Data tied to figure images:
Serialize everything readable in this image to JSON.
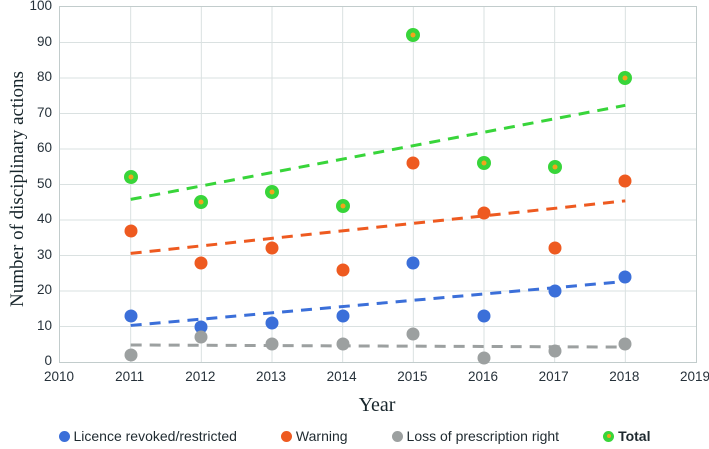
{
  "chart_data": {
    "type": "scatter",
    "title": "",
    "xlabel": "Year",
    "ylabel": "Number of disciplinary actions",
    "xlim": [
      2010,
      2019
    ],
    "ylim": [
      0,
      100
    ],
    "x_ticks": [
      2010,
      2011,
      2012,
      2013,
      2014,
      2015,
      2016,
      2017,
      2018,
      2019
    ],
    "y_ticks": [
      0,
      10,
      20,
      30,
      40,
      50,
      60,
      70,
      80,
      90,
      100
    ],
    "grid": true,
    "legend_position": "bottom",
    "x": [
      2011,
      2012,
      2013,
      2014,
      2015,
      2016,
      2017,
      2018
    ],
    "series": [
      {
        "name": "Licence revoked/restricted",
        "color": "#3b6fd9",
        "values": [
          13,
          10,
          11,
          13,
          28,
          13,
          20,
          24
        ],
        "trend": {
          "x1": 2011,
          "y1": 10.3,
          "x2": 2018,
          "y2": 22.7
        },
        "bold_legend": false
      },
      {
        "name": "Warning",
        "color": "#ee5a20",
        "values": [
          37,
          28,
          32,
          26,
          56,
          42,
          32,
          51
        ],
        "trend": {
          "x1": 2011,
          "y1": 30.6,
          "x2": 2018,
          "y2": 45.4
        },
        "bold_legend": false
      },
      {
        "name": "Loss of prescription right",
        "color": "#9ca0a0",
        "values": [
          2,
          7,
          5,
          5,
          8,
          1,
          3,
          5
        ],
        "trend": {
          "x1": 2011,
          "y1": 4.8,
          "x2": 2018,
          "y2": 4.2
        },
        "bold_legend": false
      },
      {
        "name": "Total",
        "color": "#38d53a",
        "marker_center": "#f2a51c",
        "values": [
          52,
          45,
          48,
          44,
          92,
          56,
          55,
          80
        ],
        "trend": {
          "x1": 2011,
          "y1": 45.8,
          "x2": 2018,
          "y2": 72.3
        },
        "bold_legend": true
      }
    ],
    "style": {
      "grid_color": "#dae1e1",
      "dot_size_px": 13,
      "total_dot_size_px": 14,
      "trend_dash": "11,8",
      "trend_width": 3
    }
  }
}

==

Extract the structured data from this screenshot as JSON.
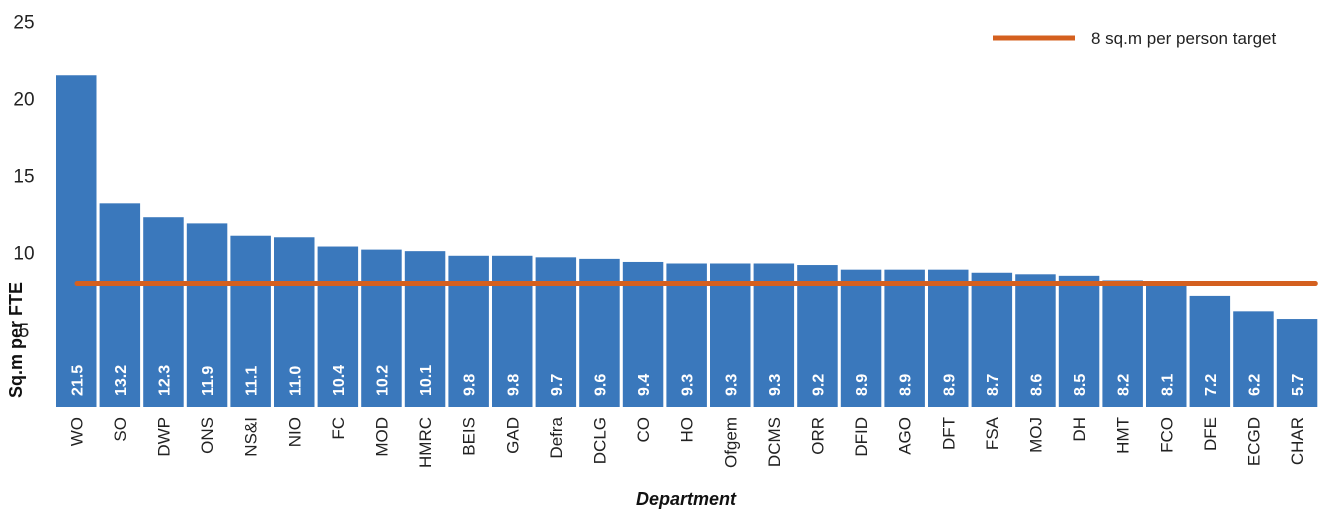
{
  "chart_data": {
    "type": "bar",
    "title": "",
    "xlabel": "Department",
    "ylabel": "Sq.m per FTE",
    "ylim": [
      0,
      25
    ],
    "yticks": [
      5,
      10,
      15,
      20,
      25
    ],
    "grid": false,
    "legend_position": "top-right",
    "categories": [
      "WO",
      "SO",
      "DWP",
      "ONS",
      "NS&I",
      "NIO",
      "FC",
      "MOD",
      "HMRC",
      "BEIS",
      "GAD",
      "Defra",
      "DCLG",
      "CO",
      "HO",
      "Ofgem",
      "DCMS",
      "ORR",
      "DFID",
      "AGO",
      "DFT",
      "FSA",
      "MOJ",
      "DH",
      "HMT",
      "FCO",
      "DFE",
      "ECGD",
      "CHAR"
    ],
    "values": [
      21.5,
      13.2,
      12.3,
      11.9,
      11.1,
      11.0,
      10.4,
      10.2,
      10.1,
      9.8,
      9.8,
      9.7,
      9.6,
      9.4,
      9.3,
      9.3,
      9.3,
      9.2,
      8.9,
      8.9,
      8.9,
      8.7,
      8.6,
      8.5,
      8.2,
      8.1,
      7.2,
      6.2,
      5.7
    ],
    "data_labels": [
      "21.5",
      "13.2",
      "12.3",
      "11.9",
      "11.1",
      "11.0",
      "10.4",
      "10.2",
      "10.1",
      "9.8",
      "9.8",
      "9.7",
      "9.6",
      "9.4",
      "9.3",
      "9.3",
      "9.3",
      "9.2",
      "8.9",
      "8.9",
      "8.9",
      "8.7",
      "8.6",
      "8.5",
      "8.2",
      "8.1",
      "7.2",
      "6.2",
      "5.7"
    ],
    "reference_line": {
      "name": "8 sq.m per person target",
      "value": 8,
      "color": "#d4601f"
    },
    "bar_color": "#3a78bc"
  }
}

**Task directions**.
Show each line of the data that contains the string "name".

**Full response**.
        "name": "Licence revoked/restricted",
        "name": "Warning",
        "name": "Loss of prescription right",
        "name": "Total",
      "name": "8 sq.m per person target",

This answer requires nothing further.